== Text passage ==
Hospitals have traditionally “crouched in a deny-and-defend posture when things go wrong in medical care,” said Mello, a professor of law at Stanford Law School and a professor of health research and policy. The new approach, called “a communication-and-resolution program,” or CRP, is being adopted by an increasing number of health-care facilities.

“None of the hospitals experienced worsening liability or trends after CRP implementation, which suggests that transparency, apology, and proactive compensation can be pursued without adverse financial consequences,” Mello and her co-authors write in the study published Monday in Health Affairs. However, despite the growing consensus that CRPs are the right thing to do, concerns over liability risks remain.”

Stanford Health Policy asked Mello some questions about the research:

Could this new approach to resolving patient conflict be a thing of the future?

Hospitals that adopt CRPs believe they will help improve patient safety and are consistent with the ethical obligation to disclose medical errors; they also hope they will reduce liability costs. However, there is a lot of uncertainty about their effects on costs. On the one hand, being honest with patients could avoid the anger that prompts patients to sue, and compensating injured patients early on saves on litigation expenses. On the other hand, in the traditional system, very few patients injured by substandard care ever get compensated. Offering up admissions of error and early compensation could mean a lot more patients receive payment, raising total costs. Uncertainty about this issue continues to be a barrier to widespread adoption of the CRP approach.

[Document understanding data]

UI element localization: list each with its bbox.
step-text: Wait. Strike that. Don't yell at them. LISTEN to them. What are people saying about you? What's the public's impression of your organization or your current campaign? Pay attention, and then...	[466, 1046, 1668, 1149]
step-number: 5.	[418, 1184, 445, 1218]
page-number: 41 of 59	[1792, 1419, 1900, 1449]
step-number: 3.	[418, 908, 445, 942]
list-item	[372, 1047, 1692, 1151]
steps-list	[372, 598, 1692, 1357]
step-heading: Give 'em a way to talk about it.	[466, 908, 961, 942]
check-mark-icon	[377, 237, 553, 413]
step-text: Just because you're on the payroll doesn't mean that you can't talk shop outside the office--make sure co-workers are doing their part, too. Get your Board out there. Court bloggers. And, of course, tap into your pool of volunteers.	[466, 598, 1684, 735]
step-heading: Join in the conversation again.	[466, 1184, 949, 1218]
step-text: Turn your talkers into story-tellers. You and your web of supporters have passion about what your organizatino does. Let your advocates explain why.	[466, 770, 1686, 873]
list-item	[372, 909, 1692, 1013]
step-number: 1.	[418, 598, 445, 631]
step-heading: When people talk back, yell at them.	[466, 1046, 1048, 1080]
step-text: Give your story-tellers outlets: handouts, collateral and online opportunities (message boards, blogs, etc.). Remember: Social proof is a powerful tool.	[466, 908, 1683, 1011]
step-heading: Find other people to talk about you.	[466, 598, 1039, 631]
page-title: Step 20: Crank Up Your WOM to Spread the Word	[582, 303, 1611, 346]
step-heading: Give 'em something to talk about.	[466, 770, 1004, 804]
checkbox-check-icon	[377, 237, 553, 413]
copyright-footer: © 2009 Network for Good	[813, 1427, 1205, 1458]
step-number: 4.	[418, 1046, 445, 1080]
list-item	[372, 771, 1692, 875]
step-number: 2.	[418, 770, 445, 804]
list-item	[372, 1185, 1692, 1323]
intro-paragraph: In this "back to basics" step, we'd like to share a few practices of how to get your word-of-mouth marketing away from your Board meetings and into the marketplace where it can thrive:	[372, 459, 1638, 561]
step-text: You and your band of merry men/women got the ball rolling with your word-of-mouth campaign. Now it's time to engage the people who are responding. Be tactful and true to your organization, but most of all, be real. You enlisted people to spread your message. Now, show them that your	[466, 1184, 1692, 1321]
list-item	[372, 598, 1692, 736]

== List of tasks ==
A. Answer these questions from the passage on hospital communication-and-resolution programs.
(i) In which journal was the study published?
(ii) What does the abbreviation CRP stand for?
(iii) What continues to be a barrier to widespread adoption of the CRP approach?
B. Write the next part of the passage on hospital communication-and-resolution programs, starting after its final sentence.

== Exercise responses ==
A.
(i) Health Affairs
(ii) Communication-and-resolution program
(iii) Uncertainty about the approach's effects on costs

B.
What were the key findings in your study?

We evaluated the liability effects of CRP implementation at four Massachusetts hospitals by examining before-and-after trends in malpractice claims, volume, cost, and time to resolution. We then compared those to trends among similar hospitals in the state that did not adopt CRPs. We found that CRP implementation was associated with improved trends in the rate of new claims and legal defense costs at the two big hospitals that implemented these programs — favorable developments that were not seen at comparison hospitals with no communication-and-resolution programs in place. CRP implementation was not associated with significant changes upward or downward in trends of new claims receiving compensation, compensation costs, total liability costs, or average compensation per paid claim, nor was it associated with a significant change in time to resolution.

So then why are the findings important?

The study helps resolve uncertainty about the liability effects of admitting and compensating medical errors, especially since the study design was much stronger than that of previous studies. We found that the CRP approach does not expand liability risk and may, in fact, improve some liability outcomes. Therefore, hospitals can “do the right thing” — be honest about errors, apologize, and compensate patients who are injured by negligence — without adverse financial consequences.

Who began the CRP approach and what is the average payment proactively made to patients who did not receive proper care?

The approach dates to the late 1990s and was first publicized by a Veterans Affairs hospital in Kentucky and then by the University of Michigan Health System, both of which reported very positive outcomes.  Stanford was also an early adopter.

The model calls for patients to be compensated at about what the hospital estimates their claim would be worth in traditional litigation. In our study in Massachusetts, the median payment to patients was $75,000. That’s a lot lower than the median payment in the tort system, but the mix of injuries is different. In traditional litigation, 85 percent of claims involve very serious injuries or deaths, because smaller claims aren’t attractive to plaintiff attorneys. They just go uncompensated. In CRPs, it’s easier for patients with moderate-severity injuries to have access to justice.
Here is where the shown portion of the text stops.